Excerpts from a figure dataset
● ● ● ● ● ● ●

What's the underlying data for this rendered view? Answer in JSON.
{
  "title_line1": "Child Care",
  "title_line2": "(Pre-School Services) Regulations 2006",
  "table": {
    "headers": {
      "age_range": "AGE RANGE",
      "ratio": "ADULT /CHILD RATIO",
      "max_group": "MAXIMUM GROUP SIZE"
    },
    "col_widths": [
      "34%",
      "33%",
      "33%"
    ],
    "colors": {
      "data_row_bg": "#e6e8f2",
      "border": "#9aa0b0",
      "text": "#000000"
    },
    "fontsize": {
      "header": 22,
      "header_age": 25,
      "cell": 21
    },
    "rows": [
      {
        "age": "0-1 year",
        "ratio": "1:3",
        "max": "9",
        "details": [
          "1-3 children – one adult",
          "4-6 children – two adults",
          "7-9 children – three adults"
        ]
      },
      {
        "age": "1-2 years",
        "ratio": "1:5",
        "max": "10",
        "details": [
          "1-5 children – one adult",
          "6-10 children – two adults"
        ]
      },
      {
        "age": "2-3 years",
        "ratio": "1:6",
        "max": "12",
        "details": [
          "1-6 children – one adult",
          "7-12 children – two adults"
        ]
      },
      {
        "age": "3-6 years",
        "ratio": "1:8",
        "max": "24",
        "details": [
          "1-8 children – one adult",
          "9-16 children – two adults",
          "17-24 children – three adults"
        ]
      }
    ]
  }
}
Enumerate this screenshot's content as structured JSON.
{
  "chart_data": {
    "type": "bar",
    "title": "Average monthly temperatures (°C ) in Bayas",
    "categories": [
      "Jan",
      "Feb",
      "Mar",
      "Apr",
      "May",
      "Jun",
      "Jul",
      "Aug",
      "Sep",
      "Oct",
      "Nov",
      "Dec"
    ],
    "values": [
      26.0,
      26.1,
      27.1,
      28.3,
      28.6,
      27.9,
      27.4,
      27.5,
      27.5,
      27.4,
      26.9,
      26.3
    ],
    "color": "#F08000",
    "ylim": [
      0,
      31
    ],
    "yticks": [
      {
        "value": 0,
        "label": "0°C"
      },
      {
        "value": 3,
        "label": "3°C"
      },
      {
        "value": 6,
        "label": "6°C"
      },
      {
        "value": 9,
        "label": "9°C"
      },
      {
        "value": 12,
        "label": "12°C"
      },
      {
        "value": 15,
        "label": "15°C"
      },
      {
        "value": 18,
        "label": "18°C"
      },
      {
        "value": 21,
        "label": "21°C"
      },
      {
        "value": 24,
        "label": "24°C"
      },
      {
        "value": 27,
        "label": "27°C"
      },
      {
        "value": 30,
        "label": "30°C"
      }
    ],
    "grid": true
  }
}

● ● ● ● ● ● ●

◆ Given instruction ◆
A line counts if it holds the word "JSON". How many lines of the entries count? Give the number only.

◆ Task response ◆
2